───── EXTRAIT CHOISI

La gauche ne doit pas mettre Caïd Essebsi et Nidaa Tounes dans la situation de devoir faire des concessions aux islamistes pour pouvoir gouverner.
Par Mohamed Hafayedh*
Ce n'est pas une critique, un reproche, une humeur, c'est le sens de notre vote et des réalités. Ce n'est pas une mauvaise chose de mon point de vue.
Un vote personnalisé
Les Tunisiens ont voté dans l'urgence, pour un homme providentiel, dans le temps additionnel et dans les prolongations d'une longue carrière politique, pour la personne de Béji Caïd Essebsi (BCE), appelé ainsi au chevet d'une nation qui risque de rendre l'âme avant d'accoucher de la démocratie.
C'est ce nouveau président qui jouera aussi le premier rôle dans le domaine économique, grâce à son aura internationale. Ce ne sont pas les compétences et experts VRP du nouveau gouvernement ou un excellent programme économique qui vont résoudre les problèmes de la relance des investissements, c'est le nouveau statut international de la Tunisie qu'offre l'étoffe présidentielle de BCE et la confiance de nos voisins et de la communauté internationale qui fera de la Tunisie la Mecque du nouveau monde arabe et de l'Afrique. Il devient ridicule et contreproductif de faire le VRP par l'intermédiaire des quémandeurs, de l'agitation diplomatique, quand les grands de ce monde se prosternent devant la crédibilité du modèle tunisien.
Restons chez nous, ils viendront
L'islam politique a assez humilié la nation tunisienne et sa révolution et dégradé l'image d'un peuple valeureux. Ce peuple avait voté en 2011 pour des «gens pieux», qui se sont avérés des rapaces, avides de privilèges et de prébendes, sans scrupules et sans dignité.

──────────
───── DONNÉES BRUTES

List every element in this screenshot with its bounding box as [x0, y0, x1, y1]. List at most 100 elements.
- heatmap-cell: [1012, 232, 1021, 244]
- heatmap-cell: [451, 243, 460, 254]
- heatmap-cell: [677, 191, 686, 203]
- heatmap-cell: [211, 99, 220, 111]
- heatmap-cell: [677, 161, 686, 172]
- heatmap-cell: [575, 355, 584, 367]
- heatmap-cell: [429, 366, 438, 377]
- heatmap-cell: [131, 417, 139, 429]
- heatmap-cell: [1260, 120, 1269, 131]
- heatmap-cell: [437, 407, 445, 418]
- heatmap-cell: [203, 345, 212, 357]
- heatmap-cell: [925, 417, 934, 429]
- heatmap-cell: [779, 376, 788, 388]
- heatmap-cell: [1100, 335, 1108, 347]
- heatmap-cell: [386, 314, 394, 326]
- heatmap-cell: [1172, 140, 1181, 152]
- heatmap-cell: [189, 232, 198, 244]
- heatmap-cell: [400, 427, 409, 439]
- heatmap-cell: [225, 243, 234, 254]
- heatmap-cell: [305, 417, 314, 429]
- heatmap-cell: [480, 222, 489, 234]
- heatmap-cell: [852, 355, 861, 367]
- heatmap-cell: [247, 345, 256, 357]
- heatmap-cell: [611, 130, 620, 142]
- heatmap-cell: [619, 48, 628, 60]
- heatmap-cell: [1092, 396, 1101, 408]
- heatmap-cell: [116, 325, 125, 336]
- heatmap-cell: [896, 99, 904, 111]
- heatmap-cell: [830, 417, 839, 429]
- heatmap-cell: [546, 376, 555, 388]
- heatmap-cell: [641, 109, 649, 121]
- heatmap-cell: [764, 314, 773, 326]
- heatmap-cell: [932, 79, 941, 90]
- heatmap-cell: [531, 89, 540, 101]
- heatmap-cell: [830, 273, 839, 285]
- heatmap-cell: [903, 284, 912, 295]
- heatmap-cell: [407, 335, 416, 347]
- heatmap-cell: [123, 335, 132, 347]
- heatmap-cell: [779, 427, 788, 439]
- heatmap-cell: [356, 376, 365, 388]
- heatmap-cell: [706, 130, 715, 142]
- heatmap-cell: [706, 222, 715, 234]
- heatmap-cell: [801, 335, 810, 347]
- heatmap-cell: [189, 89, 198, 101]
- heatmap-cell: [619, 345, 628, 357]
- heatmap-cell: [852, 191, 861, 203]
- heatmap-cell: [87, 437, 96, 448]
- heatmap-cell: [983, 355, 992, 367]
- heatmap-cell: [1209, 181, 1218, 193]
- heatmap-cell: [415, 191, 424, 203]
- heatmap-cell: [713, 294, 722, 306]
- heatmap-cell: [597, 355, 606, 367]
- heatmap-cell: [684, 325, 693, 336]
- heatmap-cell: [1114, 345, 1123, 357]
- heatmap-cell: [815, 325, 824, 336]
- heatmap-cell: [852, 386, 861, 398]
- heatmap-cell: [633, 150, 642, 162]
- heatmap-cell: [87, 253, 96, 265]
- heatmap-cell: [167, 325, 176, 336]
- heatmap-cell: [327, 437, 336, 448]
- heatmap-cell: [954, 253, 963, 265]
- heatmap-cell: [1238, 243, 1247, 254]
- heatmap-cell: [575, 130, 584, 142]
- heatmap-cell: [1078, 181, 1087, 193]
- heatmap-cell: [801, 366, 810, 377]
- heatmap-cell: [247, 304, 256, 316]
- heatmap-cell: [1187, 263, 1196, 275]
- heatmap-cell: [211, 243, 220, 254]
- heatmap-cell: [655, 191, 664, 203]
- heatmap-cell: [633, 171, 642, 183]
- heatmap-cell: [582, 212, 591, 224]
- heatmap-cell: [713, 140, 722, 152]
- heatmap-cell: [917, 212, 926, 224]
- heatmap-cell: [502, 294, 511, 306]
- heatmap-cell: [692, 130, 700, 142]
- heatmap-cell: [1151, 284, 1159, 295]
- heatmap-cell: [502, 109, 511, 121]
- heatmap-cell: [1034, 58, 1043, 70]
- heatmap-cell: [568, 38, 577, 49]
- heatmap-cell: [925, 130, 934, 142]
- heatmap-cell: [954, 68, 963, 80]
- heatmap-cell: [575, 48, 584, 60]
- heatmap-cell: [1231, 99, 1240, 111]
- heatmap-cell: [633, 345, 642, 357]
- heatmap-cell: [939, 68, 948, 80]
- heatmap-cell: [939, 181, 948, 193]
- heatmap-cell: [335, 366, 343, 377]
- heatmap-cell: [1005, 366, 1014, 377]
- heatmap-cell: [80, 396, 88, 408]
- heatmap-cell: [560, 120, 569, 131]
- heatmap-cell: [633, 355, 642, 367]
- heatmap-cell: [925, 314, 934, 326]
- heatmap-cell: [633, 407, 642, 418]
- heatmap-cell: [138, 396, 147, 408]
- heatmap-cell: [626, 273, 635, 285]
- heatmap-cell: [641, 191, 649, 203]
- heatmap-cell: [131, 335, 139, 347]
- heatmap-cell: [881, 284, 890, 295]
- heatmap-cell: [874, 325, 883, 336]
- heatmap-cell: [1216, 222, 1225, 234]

──────────

_CONSIGNE ÉCRITE_
Reproduisez, dans l'extrait sur le vote des Tunisiens, tout ce qui va de « Par Mohamed Hafayedh* » jusqu'à « point de vue. ». Ces données constituent un matériau distinct de l'extrait.

_SOLUTION PROPOSÉE_
Par Mohamed Hafayedh*
Ce n'est pas une critique, un reproche, une humeur, c'est le sens de notre vote et des réalités. Ce n'est pas une mauvaise chose de mon point de vue.